[Aim of the task]: Among the lines below, list those containing the string "icon".

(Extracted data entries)
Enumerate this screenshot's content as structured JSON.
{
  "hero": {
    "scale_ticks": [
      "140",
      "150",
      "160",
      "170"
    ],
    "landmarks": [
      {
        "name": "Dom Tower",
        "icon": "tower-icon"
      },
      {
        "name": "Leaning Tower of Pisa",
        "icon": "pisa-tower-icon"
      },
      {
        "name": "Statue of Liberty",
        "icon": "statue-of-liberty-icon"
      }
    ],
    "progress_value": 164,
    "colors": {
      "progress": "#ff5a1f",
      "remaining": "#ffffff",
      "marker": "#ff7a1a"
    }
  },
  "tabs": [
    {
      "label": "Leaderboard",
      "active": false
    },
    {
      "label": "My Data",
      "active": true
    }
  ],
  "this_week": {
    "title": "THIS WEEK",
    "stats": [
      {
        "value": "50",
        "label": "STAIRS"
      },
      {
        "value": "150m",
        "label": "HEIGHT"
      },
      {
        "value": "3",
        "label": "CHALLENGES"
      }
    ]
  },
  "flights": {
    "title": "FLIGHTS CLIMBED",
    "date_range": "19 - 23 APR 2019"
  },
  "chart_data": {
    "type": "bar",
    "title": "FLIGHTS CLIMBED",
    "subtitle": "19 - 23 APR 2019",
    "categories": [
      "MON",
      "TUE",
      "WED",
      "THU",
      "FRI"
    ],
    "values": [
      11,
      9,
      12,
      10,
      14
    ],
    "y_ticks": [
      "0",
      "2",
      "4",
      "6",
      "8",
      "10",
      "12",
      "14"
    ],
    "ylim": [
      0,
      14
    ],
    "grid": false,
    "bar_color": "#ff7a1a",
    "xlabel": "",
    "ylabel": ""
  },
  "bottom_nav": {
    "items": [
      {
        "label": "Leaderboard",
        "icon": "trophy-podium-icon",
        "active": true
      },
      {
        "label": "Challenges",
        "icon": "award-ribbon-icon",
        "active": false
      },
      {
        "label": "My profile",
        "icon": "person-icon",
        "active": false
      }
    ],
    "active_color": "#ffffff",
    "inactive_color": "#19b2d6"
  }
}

[Expected answer]:
        "icon": "tower-icon"
        "icon": "pisa-tower-icon"
        "icon": "statue-of-liberty-icon"
        "icon": "trophy-podium-icon",
        "icon": "award-ribbon-icon",
        "icon": "person-icon",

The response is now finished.